▸ Exercise instructions:
Without omitting anything, return the records precisely as given.

[Dataset records]
§

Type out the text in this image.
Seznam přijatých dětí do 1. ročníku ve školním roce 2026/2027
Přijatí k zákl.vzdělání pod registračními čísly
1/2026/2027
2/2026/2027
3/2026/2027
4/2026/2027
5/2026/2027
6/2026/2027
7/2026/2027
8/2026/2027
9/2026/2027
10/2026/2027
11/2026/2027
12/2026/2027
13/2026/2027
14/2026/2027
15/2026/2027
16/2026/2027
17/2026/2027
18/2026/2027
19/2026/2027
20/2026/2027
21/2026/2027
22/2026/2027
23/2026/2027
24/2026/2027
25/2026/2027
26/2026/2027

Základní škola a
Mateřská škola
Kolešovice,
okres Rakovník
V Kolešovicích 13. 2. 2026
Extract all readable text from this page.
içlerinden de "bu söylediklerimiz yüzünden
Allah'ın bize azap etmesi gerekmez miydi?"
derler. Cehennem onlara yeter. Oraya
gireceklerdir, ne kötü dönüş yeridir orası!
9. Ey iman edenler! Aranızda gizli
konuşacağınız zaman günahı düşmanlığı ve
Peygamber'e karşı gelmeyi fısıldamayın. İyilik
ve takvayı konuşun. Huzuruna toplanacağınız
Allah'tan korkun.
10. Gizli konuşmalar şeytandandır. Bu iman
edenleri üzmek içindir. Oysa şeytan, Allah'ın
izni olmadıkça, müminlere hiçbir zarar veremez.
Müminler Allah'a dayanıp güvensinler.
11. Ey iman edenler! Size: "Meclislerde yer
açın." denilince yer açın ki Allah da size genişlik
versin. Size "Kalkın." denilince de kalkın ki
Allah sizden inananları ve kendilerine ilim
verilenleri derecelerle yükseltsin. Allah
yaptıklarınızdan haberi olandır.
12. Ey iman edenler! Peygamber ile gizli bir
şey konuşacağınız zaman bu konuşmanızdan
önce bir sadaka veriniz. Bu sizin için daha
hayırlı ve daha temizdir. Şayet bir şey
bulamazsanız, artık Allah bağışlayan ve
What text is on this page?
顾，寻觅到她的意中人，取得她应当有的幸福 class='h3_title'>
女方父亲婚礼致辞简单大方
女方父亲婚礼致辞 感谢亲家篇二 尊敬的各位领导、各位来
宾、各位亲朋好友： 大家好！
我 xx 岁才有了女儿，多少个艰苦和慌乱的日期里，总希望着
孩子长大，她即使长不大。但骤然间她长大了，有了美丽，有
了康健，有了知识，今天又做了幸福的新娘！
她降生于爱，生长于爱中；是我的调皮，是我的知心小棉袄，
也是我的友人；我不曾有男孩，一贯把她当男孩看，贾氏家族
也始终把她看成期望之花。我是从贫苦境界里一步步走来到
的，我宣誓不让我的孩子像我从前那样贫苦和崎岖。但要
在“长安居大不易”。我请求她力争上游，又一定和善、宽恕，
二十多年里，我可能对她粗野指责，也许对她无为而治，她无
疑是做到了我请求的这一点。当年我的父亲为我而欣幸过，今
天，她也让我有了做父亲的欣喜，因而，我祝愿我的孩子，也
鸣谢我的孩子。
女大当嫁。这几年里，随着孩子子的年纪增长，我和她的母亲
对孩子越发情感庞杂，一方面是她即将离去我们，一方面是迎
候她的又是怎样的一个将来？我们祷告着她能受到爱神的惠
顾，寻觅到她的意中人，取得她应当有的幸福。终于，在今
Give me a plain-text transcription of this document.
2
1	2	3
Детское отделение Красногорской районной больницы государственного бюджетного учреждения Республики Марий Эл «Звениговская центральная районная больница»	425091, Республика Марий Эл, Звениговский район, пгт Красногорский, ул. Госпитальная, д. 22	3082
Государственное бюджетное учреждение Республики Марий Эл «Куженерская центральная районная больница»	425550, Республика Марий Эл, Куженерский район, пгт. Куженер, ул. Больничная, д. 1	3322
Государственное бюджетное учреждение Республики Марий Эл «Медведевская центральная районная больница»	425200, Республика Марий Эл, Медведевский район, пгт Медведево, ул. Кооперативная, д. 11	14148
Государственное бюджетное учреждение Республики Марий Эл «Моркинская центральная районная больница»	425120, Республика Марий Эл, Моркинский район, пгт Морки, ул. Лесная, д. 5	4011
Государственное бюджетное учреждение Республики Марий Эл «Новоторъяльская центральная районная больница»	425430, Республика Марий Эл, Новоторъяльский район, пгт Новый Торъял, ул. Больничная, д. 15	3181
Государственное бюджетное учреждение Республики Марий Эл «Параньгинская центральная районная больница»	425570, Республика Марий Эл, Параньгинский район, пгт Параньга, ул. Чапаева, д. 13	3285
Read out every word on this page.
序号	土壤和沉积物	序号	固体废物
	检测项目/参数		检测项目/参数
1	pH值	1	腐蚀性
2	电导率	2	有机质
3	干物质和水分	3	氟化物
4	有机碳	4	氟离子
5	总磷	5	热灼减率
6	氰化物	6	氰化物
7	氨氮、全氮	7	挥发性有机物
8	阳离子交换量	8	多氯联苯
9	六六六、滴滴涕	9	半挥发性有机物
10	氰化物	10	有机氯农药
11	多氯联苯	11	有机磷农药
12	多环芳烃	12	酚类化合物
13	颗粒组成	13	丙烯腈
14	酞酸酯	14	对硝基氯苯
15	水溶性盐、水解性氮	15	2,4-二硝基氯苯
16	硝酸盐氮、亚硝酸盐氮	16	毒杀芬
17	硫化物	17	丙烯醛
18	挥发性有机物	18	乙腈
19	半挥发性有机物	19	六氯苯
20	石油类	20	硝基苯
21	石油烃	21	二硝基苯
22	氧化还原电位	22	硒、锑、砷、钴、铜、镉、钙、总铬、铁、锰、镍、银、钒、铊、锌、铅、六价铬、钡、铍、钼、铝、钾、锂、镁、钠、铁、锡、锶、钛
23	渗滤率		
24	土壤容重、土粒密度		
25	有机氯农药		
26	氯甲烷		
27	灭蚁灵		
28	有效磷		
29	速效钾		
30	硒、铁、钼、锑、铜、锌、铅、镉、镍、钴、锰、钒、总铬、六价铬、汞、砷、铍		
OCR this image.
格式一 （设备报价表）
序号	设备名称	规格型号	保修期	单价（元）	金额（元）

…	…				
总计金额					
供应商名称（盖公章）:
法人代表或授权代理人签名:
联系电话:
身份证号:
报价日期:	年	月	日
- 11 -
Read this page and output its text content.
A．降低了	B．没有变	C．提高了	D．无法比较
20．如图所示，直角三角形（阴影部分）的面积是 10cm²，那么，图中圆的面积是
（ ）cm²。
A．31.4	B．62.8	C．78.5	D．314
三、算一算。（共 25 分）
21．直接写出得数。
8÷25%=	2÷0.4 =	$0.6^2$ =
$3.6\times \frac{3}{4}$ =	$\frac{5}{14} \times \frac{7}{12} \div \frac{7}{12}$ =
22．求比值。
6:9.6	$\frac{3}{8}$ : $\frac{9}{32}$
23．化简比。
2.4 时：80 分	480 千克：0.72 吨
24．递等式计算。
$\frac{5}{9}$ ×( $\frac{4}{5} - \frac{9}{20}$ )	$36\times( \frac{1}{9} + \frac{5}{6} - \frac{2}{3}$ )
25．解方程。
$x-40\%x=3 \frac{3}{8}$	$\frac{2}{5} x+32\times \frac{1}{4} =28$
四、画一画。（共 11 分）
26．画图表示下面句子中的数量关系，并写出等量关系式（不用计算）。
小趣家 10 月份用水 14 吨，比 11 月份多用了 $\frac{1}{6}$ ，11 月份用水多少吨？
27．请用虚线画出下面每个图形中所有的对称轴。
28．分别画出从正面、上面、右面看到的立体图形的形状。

§

▸ Exercise answer:
Type out the text in this image.
Seznam přijatých dětí do 1. ročníku ve školním roce 2026/2027
Přijatí k zákl.vzdělání pod registračními čísly
1/2026/2027
2/2026/2027
3/2026/2027
4/2026/2027
5/2026/2027
6/2026/2027
7/2026/2027
8/2026/2027
9/2026/2027
10/2026/2027
11/2026/2027
12/2026/2027
13/2026/2027
14/2026/2027
15/2026/2027
16/2026/2027
17/2026/2027
18/2026/2027
19/2026/2027
20/2026/2027
21/2026/2027
22/2026/2027
23/2026/2027
24/2026/2027
25/2026/2027
26/2026/2027

Základní škola a
Mateřská škola
Kolešovice,
okres Rakovník
V Kolešovicích 13. 2. 2026
Extract all readable text from this page.
içlerinden de "bu söylediklerimiz yüzünden
Allah'ın bize azap etmesi gerekmez miydi?"
derler. Cehennem onlara yeter. Oraya
gireceklerdir, ne kötü dönüş yeridir orası!
9. Ey iman edenler! Aranızda gizli
konuşacağınız zaman günahı düşmanlığı ve
Peygamber'e karşı gelmeyi fısıldamayın. İyilik
ve takvayı konuşun. Huzuruna toplanacağınız
Allah'tan korkun.
10. Gizli konuşmalar şeytandandır. Bu iman
edenleri üzmek içindir. Oysa şeytan, Allah'ın
izni olmadıkça, müminlere hiçbir zarar veremez.
Müminler Allah'a dayanıp güvensinler.
11. Ey iman edenler! Size: "Meclislerde yer
açın." denilince yer açın ki Allah da size genişlik
versin. Size "Kalkın." denilince de kalkın ki
Allah sizden inananları ve kendilerine ilim
verilenleri derecelerle yükseltsin. Allah
yaptıklarınızdan haberi olandır.
12. Ey iman edenler! Peygamber ile gizli bir
şey konuşacağınız zaman bu konuşmanızdan
önce bir sadaka veriniz. Bu sizin için daha
hayırlı ve daha temizdir. Şayet bir şey
bulamazsanız, artık Allah bağışlayan ve
What text is on this page?
顾，寻觅到她的意中人，取得她应当有的幸福 class='h3_title'>
女方父亲婚礼致辞简单大方
女方父亲婚礼致辞 感谢亲家篇二 尊敬的各位领导、各位来
宾、各位亲朋好友： 大家好！
我 xx 岁才有了女儿，多少个艰苦和慌乱的日期里，总希望着
孩子长大，她即使长不大。但骤然间她长大了，有了美丽，有
了康健，有了知识，今天又做了幸福的新娘！
她降生于爱，生长于爱中；是我的调皮，是我的知心小棉袄，
也是我的友人；我不曾有男孩，一贯把她当男孩看，贾氏家族
也始终把她看成期望之花。我是从贫苦境界里一步步走来到
的，我宣誓不让我的孩子像我从前那样贫苦和崎岖。但要
在“长安居大不易”。我请求她力争上游，又一定和善、宽恕，
二十多年里，我可能对她粗野指责，也许对她无为而治，她无
疑是做到了我请求的这一点。当年我的父亲为我而欣幸过，今
天，她也让我有了做父亲的欣喜，因而，我祝愿我的孩子，也
鸣谢我的孩子。
女大当嫁。这几年里，随着孩子子的年纪增长，我和她的母亲
对孩子越发情感庞杂，一方面是她即将离去我们，一方面是迎
候她的又是怎样的一个将来？我们祷告着她能受到爱神的惠
顾，寻觅到她的意中人，取得她应当有的幸福。终于，在今
Give me a plain-text transcription of this document.
2
1	2	3
Детское отделение Красногорской районной больницы государственного бюджетного учреждения Республики Марий Эл «Звениговская центральная районная больница»	425091, Республика Марий Эл, Звениговский район, пгт Красногорский, ул. Госпитальная, д. 22	3082
Государственное бюджетное учреждение Республики Марий Эл «Куженерская центральная районная больница»	425550, Республика Марий Эл, Куженерский район, пгт. Куженер, ул. Больничная, д. 1	3322
Государственное бюджетное учреждение Республики Марий Эл «Медведевская центральная районная больница»	425200, Республика Марий Эл, Медведевский район, пгт Медведево, ул. Кооперативная, д. 11	14148
Государственное бюджетное учреждение Республики Марий Эл «Моркинская центральная районная больница»	425120, Республика Марий Эл, Моркинский район, пгт Морки, ул. Лесная, д. 5	4011
Государственное бюджетное учреждение Республики Марий Эл «Новоторъяльская центральная районная больница»	425430, Республика Марий Эл, Новоторъяльский район, пгт Новый Торъял, ул. Больничная, д. 15	3181
Государственное бюджетное учреждение Республики Марий Эл «Параньгинская центральная районная больница»	425570, Республика Марий Эл, Параньгинский район, пгт Параньга, ул. Чапаева, д. 13	3285
Read out every word on this page.
序号	土壤和沉积物	序号	固体废物
	检测项目/参数		检测项目/参数
1	pH值	1	腐蚀性
2	电导率	2	有机质
3	干物质和水分	3	氟化物
4	有机碳	4	氟离子
5	总磷	5	热灼减率
6	氰化物	6	氰化物
7	氨氮、全氮	7	挥发性有机物
8	阳离子交换量	8	多氯联苯
9	六六六、滴滴涕	9	半挥发性有机物
10	氰化物	10	有机氯农药
11	多氯联苯	11	有机磷农药
12	多环芳烃	12	酚类化合物
13	颗粒组成	13	丙烯腈
14	酞酸酯	14	对硝基氯苯
15	水溶性盐、水解性氮	15	2,4-二硝基氯苯
16	硝酸盐氮、亚硝酸盐氮	16	毒杀芬
17	硫化物	17	丙烯醛
18	挥发性有机物	18	乙腈
19	半挥发性有机物	19	六氯苯
20	石油类	20	硝基苯
21	石油烃	21	二硝基苯
22	氧化还原电位	22	硒、锑、砷、钴、铜、镉、钙、总铬、铁、锰、镍、银、钒、铊、锌、铅、六价铬、钡、铍、钼、铝、钾、锂、镁、钠、铁、锡、锶、钛
23	渗滤率		
24	土壤容重、土粒密度		
25	有机氯农药		
26	氯甲烷		
27	灭蚁灵		
28	有效磷		
29	速效钾		
30	硒、铁、钼、锑、铜、锌、铅、镉、镍、钴、锰、钒、总铬、六价铬、汞、砷、铍		
OCR this image.
格式一 （设备报价表）
序号	设备名称	规格型号	保修期	单价（元）	金额（元）

…	…				
总计金额					
供应商名称（盖公章）:
法人代表或授权代理人签名:
联系电话:
身份证号:
报价日期:	年	月	日
- 11 -
Read this page and output its text content.
A．降低了	B．没有变	C．提高了	D．无法比较
20．如图所示，直角三角形（阴影部分）的面积是 10cm²，那么，图中圆的面积是
（ ）cm²。
A．31.4	B．62.8	C．78.5	D．314
三、算一算。（共 25 分）
21．直接写出得数。
8÷25%=	2÷0.4 =	$0.6^2$ =
$3.6\times \frac{3}{4}$ =	$\frac{5}{14} \times \frac{7}{12} \div \frac{7}{12}$ =
22．求比值。
6:9.6	$\frac{3}{8}$ : $\frac{9}{32}$
23．化简比。
2.4 时：80 分	480 千克：0.72 吨
24．递等式计算。
$\frac{5}{9}$ ×( $\frac{4}{5} - \frac{9}{20}$ )	$36\times( \frac{1}{9} + \frac{5}{6} - \frac{2}{3}$ )
25．解方程。
$x-40\%x=3 \frac{3}{8}$	$\frac{2}{5} x+32\times \frac{1}{4} =28$
四、画一画。（共 11 分）
26．画图表示下面句子中的数量关系，并写出等量关系式（不用计算）。
小趣家 10 月份用水 14 吨，比 11 月份多用了 $\frac{1}{6}$ ，11 月份用水多少吨？
27．请用虚线画出下面每个图形中所有的对称轴。
28．分别画出从正面、上面、右面看到的立体图形的形状。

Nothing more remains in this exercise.